The task :: Copy each line that contains the string "JSON".

Data for processing ::
== == ==
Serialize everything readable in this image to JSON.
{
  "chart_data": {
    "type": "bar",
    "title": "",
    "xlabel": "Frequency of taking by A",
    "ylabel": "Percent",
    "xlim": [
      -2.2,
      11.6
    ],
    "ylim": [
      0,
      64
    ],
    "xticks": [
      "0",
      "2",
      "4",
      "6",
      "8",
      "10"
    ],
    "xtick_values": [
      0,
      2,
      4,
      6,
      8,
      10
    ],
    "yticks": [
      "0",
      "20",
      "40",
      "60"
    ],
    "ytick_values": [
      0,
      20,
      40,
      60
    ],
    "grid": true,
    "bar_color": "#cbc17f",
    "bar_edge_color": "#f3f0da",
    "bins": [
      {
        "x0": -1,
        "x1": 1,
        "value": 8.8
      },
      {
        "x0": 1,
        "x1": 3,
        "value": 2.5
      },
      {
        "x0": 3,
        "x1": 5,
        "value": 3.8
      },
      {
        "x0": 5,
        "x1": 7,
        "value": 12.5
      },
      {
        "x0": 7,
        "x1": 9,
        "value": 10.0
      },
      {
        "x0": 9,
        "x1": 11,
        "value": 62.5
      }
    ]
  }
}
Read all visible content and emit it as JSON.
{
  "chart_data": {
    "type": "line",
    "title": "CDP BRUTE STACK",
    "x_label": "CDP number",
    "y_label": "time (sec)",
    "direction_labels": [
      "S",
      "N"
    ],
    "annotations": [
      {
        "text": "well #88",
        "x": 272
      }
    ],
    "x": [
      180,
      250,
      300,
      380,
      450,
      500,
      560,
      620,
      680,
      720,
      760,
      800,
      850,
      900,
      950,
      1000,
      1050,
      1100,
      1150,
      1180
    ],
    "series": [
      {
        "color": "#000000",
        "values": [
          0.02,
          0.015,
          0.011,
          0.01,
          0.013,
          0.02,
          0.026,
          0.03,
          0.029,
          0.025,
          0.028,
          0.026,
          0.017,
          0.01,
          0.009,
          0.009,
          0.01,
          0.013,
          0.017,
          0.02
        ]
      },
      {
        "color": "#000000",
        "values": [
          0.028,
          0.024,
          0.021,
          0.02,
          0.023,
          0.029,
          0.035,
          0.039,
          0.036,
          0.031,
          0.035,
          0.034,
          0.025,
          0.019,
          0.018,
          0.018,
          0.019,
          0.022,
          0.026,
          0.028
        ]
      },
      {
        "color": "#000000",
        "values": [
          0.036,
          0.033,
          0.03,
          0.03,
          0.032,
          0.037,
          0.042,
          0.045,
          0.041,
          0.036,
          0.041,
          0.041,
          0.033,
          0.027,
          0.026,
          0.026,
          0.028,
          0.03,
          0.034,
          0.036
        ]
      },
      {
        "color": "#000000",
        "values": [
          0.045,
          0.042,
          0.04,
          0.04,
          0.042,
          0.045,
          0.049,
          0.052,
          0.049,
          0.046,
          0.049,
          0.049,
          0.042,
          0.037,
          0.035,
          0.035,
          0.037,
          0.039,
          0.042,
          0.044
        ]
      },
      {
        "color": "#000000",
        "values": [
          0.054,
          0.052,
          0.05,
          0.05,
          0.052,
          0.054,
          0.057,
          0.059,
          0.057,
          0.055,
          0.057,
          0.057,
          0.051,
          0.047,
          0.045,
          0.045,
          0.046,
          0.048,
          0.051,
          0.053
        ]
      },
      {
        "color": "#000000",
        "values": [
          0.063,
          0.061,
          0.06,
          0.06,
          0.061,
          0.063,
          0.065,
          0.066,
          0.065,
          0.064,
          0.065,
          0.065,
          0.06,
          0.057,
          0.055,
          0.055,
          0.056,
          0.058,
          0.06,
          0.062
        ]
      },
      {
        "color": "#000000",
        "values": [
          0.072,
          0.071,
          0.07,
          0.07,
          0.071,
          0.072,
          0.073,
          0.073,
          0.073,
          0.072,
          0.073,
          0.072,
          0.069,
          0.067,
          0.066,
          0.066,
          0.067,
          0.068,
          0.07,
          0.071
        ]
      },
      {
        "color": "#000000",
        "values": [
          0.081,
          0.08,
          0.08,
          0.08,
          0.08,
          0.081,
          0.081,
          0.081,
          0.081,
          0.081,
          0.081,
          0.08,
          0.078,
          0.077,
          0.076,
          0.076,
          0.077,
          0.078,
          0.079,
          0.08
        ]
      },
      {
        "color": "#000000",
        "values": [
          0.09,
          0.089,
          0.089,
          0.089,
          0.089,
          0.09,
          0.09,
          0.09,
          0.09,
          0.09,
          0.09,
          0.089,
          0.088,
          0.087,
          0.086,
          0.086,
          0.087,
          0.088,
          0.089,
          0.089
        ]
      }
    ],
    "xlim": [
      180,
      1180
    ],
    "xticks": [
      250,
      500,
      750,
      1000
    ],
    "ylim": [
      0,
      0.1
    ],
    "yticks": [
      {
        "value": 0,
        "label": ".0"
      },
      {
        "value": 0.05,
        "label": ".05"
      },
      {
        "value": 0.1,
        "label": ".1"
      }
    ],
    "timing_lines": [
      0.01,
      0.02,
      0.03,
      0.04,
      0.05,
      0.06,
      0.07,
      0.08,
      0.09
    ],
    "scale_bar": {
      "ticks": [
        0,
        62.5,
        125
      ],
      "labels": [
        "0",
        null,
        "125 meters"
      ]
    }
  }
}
== == ==
Finished task ::
Serialize everything readable in this image to JSON.
Read all visible content and emit it as JSON.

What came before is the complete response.